_Dataset rows about figures_
>> START

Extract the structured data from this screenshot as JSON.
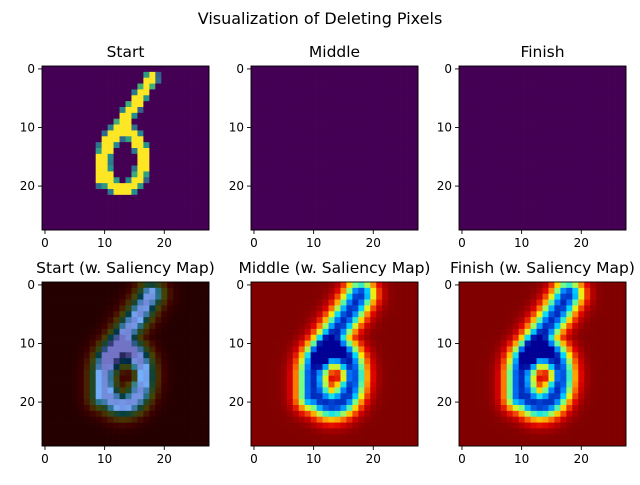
{
  "figure": {
    "title": "Visualization of Deleting Pixels"
  },
  "chart_data": [
    {
      "type": "heatmap",
      "title": "Start",
      "image": "digit-6",
      "colormap": "viridis",
      "xlim": [
        -0.5,
        27.5
      ],
      "ylim": [
        27.5,
        -0.5
      ],
      "xticks": [
        0,
        10,
        20
      ],
      "yticks": [
        0,
        10,
        20
      ]
    },
    {
      "type": "heatmap",
      "title": "Middle",
      "image": "blank",
      "colormap": "viridis",
      "xlim": [
        -0.5,
        27.5
      ],
      "ylim": [
        27.5,
        -0.5
      ],
      "xticks": [
        0,
        10,
        20
      ],
      "yticks": [
        0,
        10,
        20
      ]
    },
    {
      "type": "heatmap",
      "title": "Finish",
      "image": "blank",
      "colormap": "viridis",
      "xlim": [
        -0.5,
        27.5
      ],
      "ylim": [
        27.5,
        -0.5
      ],
      "xticks": [
        0,
        10,
        20
      ],
      "yticks": [
        0,
        10,
        20
      ]
    },
    {
      "type": "heatmap",
      "title": "Start (w. Saliency Map)",
      "image": "digit-6-with-saliency",
      "colormap": "jet-overlay-dark",
      "xlim": [
        -0.5,
        27.5
      ],
      "ylim": [
        27.5,
        -0.5
      ],
      "xticks": [
        0,
        10,
        20
      ],
      "yticks": [
        0,
        10,
        20
      ]
    },
    {
      "type": "heatmap",
      "title": "Middle (w. Saliency Map)",
      "image": "saliency-map",
      "colormap": "jet",
      "xlim": [
        -0.5,
        27.5
      ],
      "ylim": [
        27.5,
        -0.5
      ],
      "xticks": [
        0,
        10,
        20
      ],
      "yticks": [
        0,
        10,
        20
      ]
    },
    {
      "type": "heatmap",
      "title": "Finish (w. Saliency Map)",
      "image": "saliency-map",
      "colormap": "jet",
      "xlim": [
        -0.5,
        27.5
      ],
      "ylim": [
        27.5,
        -0.5
      ],
      "xticks": [
        0,
        10,
        20
      ],
      "yticks": [
        0,
        10,
        20
      ]
    }
  ]
}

>> END

_PROBLEM TO WORK ON_
Without the pictures, return the entries exactly as they appear.

_OUTPUT OF THE TASK_
Extract the structured data from this screenshot as JSON.
{
  "figure": {
    "title": "Visualization of Deleting Pixels"
  },
  "chart_data": [
    {
      "type": "heatmap",
      "title": "Start",
      "image": "digit-6",
      "colormap": "viridis",
      "xlim": [
        -0.5,
        27.5
      ],
      "ylim": [
        27.5,
        -0.5
      ],
      "xticks": [
        0,
        10,
        20
      ],
      "yticks": [
        0,
        10,
        20
      ]
    },
    {
      "type": "heatmap",
      "title": "Middle",
      "image": "blank",
      "colormap": "viridis",
      "xlim": [
        -0.5,
        27.5
      ],
      "ylim": [
        27.5,
        -0.5
      ],
      "xticks": [
        0,
        10,
        20
      ],
      "yticks": [
        0,
        10,
        20
      ]
    },
    {
      "type": "heatmap",
      "title": "Finish",
      "image": "blank",
      "colormap": "viridis",
      "xlim": [
        -0.5,
        27.5
      ],
      "ylim": [
        27.5,
        -0.5
      ],
      "xticks": [
        0,
        10,
        20
      ],
      "yticks": [
        0,
        10,
        20
      ]
    },
    {
      "type": "heatmap",
      "title": "Start (w. Saliency Map)",
      "image": "digit-6-with-saliency",
      "colormap": "jet-overlay-dark",
      "xlim": [
        -0.5,
        27.5
      ],
      "ylim": [
        27.5,
        -0.5
      ],
      "xticks": [
        0,
        10,
        20
      ],
      "yticks": [
        0,
        10,
        20
      ]
    },
    {
      "type": "heatmap",
      "title": "Middle (w. Saliency Map)",
      "image": "saliency-map",
      "colormap": "jet",
      "xlim": [
        -0.5,
        27.5
      ],
      "ylim": [
        27.5,
        -0.5
      ],
      "xticks": [
        0,
        10,
        20
      ],
      "yticks": [
        0,
        10,
        20
      ]
    },
    {
      "type": "heatmap",
      "title": "Finish (w. Saliency Map)",
      "image": "saliency-map",
      "colormap": "jet",
      "xlim": [
        -0.5,
        27.5
      ],
      "ylim": [
        27.5,
        -0.5
      ],
      "xticks": [
        0,
        10,
        20
      ],
      "yticks": [
        0,
        10,
        20
      ]
    }
  ]
}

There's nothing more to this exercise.